What the exercise asks -
Extract exactly and only the lines of the data below, starting at the line with "Extract all readable text from this page." and stopping after the final line.
___ Records to use
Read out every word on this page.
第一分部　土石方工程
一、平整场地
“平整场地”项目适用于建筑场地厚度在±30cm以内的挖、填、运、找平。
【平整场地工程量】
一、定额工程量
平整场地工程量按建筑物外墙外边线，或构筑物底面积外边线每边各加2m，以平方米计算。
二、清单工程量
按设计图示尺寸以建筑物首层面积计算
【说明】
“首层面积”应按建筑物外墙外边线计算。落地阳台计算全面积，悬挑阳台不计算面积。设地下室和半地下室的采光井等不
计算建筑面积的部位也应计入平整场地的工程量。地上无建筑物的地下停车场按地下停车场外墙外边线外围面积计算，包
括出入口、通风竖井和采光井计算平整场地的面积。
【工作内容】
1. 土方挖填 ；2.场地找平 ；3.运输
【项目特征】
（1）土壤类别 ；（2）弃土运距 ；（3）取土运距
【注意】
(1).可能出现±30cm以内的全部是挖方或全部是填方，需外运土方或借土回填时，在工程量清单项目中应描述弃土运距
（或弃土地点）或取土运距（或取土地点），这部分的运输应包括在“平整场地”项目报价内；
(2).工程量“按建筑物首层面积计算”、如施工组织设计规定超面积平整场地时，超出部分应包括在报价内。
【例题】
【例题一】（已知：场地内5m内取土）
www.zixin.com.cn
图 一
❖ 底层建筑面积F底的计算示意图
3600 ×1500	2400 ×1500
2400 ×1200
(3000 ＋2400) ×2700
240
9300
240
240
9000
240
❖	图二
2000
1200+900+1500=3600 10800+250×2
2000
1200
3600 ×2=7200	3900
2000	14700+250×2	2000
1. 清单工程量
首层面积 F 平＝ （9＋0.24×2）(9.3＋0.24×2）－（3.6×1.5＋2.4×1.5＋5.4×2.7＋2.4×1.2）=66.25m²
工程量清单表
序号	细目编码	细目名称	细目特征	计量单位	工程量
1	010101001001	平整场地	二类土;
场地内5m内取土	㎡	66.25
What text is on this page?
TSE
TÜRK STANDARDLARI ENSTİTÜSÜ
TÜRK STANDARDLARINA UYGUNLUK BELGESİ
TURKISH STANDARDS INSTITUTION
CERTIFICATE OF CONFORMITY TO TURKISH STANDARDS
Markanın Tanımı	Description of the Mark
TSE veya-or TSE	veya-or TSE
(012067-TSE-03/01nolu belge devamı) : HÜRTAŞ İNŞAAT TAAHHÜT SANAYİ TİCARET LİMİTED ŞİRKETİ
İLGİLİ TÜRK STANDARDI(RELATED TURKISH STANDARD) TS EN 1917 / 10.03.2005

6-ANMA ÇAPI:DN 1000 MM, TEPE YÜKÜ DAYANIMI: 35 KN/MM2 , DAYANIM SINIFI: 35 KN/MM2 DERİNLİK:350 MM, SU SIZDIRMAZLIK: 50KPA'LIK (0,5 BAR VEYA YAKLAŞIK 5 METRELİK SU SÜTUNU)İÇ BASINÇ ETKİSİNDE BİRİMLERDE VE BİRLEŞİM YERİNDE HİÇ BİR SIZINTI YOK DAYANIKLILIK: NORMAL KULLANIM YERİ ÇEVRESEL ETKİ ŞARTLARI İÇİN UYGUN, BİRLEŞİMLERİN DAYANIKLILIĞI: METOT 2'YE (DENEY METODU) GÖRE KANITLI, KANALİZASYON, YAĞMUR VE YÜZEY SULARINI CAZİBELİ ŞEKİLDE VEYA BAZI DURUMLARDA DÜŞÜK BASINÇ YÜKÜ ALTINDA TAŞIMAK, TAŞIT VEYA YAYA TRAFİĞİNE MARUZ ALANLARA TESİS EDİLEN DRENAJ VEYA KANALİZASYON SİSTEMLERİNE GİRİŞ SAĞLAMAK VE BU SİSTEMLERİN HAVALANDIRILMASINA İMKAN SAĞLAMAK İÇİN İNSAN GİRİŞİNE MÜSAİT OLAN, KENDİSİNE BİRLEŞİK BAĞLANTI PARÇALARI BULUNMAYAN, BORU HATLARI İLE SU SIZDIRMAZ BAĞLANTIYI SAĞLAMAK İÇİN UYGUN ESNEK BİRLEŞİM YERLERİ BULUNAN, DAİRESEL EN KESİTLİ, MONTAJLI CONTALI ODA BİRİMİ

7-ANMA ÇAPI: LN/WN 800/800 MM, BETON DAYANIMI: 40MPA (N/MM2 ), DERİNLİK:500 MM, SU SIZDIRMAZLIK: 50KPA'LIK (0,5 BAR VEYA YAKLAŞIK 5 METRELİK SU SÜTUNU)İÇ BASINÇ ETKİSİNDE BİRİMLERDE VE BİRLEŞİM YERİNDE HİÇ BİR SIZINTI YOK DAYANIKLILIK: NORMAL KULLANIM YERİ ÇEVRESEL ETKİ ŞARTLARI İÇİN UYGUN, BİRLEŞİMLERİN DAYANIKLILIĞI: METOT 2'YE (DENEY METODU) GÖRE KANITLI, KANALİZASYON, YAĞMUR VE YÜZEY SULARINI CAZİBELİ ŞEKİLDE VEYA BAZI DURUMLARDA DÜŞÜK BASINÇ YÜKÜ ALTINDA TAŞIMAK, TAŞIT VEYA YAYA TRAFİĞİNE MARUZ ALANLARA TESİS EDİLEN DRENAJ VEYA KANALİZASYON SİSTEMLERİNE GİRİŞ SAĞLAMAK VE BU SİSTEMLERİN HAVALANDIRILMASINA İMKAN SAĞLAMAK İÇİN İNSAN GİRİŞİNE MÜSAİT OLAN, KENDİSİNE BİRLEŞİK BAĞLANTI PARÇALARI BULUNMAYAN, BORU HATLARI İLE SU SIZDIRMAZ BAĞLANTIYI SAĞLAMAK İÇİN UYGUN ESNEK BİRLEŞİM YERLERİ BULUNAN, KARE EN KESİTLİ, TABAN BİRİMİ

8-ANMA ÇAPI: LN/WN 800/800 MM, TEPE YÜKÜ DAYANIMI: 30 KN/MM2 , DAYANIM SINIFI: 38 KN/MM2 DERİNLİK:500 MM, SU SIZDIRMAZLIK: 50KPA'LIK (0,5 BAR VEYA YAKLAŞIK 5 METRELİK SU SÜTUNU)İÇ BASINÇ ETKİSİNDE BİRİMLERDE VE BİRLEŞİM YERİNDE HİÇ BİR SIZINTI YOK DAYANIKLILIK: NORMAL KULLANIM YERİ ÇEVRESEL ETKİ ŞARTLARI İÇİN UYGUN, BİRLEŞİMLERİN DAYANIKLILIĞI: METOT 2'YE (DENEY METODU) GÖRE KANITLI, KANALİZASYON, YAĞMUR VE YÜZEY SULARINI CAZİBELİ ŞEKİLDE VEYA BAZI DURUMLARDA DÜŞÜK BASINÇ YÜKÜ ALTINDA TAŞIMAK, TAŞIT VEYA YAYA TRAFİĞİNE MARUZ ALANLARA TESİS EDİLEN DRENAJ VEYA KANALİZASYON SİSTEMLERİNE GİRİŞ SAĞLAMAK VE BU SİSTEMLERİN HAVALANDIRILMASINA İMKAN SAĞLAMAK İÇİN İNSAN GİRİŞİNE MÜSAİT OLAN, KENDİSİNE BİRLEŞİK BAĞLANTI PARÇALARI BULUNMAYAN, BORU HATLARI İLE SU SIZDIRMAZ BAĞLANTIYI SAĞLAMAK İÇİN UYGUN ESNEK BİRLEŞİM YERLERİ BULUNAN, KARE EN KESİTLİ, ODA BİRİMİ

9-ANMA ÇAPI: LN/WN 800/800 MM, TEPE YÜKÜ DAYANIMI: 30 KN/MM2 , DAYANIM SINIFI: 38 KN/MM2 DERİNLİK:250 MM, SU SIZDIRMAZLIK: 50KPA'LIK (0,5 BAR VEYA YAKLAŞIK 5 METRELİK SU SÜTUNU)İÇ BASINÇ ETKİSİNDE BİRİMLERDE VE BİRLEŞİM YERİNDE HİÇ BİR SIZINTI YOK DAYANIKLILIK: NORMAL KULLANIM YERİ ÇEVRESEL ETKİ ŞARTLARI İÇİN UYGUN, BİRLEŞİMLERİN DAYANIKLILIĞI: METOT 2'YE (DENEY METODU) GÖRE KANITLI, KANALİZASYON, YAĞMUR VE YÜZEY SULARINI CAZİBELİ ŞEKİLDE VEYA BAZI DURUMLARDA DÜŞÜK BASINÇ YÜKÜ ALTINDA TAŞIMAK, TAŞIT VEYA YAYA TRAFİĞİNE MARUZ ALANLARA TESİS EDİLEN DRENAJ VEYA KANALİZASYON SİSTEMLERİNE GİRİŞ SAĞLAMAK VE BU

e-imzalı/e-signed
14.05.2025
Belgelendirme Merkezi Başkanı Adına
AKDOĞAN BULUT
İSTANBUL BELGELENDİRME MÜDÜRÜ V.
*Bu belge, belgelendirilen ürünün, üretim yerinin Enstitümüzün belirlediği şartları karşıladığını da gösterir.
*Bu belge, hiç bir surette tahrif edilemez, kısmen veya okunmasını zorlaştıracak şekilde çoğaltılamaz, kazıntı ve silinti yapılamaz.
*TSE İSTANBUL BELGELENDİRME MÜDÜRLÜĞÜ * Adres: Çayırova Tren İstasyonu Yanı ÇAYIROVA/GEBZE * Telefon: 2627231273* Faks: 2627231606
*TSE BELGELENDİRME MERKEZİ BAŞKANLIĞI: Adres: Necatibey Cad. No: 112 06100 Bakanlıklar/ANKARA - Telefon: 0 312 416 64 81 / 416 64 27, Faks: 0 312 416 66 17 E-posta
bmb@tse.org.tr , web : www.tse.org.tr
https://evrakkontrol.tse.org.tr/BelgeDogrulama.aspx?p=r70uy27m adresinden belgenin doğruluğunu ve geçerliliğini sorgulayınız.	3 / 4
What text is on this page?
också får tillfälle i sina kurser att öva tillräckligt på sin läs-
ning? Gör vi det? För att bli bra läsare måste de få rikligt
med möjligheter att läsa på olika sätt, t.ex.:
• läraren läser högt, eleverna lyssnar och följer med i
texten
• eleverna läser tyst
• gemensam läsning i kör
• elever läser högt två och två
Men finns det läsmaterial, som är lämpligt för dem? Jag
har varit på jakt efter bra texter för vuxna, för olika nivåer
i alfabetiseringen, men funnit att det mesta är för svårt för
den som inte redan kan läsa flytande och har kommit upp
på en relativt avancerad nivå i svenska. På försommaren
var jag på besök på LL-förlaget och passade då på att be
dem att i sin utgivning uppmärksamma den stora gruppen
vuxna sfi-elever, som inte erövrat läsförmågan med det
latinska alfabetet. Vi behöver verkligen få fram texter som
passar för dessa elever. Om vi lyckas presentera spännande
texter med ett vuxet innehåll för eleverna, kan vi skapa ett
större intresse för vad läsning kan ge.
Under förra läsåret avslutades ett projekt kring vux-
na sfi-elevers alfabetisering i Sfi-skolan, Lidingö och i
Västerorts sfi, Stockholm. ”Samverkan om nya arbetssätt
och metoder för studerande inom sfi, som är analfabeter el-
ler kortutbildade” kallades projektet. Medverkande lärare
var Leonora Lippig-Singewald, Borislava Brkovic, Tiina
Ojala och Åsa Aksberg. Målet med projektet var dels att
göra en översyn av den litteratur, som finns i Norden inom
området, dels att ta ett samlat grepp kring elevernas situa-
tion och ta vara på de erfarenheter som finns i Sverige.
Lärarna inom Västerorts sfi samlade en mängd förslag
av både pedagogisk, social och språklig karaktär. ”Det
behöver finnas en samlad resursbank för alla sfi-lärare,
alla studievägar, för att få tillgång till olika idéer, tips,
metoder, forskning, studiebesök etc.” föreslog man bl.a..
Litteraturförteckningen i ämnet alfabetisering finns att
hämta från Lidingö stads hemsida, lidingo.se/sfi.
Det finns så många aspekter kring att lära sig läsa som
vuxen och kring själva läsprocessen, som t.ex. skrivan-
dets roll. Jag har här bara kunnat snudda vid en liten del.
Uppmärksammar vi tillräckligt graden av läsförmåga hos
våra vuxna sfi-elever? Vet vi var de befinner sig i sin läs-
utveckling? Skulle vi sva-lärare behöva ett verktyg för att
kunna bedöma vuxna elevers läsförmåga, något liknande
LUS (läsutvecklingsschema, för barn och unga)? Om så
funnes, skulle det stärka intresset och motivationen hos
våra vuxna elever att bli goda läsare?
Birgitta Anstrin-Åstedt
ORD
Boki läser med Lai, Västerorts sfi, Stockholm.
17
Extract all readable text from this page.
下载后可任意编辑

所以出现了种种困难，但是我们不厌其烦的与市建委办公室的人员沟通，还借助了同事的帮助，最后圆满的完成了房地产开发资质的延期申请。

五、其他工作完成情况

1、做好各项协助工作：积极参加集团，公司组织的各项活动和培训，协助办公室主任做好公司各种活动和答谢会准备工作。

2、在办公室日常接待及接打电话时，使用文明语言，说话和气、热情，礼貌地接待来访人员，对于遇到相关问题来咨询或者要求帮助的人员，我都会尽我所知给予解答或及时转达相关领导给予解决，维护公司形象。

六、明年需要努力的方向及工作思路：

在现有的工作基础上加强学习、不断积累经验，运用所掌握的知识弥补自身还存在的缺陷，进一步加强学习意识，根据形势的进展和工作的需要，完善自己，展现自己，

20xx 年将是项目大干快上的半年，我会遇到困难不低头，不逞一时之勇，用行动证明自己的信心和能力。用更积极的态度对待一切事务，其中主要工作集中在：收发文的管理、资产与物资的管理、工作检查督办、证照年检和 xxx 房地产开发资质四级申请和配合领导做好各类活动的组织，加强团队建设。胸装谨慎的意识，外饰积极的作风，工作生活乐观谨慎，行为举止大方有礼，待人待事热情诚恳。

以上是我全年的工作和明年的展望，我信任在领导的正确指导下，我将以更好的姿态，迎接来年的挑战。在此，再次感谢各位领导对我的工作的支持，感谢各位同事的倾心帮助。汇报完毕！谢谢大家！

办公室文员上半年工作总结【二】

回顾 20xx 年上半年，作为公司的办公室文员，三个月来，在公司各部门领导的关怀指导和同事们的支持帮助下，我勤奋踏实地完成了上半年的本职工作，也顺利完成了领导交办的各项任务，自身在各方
______
Reply -
Extract all readable text from this page.
下载后可任意编辑

所以出现了种种困难，但是我们不厌其烦的与市建委办公室的人员沟通，还借助了同事的帮助，最后圆满的完成了房地产开发资质的延期申请。

五、其他工作完成情况

1、做好各项协助工作：积极参加集团，公司组织的各项活动和培训，协助办公室主任做好公司各种活动和答谢会准备工作。

2、在办公室日常接待及接打电话时，使用文明语言，说话和气、热情，礼貌地接待来访人员，对于遇到相关问题来咨询或者要求帮助的人员，我都会尽我所知给予解答或及时转达相关领导给予解决，维护公司形象。

六、明年需要努力的方向及工作思路：

在现有的工作基础上加强学习、不断积累经验，运用所掌握的知识弥补自身还存在的缺陷，进一步加强学习意识，根据形势的进展和工作的需要，完善自己，展现自己，

20xx 年将是项目大干快上的半年，我会遇到困难不低头，不逞一时之勇，用行动证明自己的信心和能力。用更积极的态度对待一切事务，其中主要工作集中在：收发文的管理、资产与物资的管理、工作检查督办、证照年检和 xxx 房地产开发资质四级申请和配合领导做好各类活动的组织，加强团队建设。胸装谨慎的意识，外饰积极的作风，工作生活乐观谨慎，行为举止大方有礼，待人待事热情诚恳。

以上是我全年的工作和明年的展望，我信任在领导的正确指导下，我将以更好的姿态，迎接来年的挑战。在此，再次感谢各位领导对我的工作的支持，感谢各位同事的倾心帮助。汇报完毕！谢谢大家！

办公室文员上半年工作总结【二】

回顾 20xx 年上半年，作为公司的办公室文员，三个月来，在公司各部门领导的关怀指导和同事们的支持帮助下，我勤奋踏实地完成了上半年的本职工作，也顺利完成了领导交办的各项任务，自身在各方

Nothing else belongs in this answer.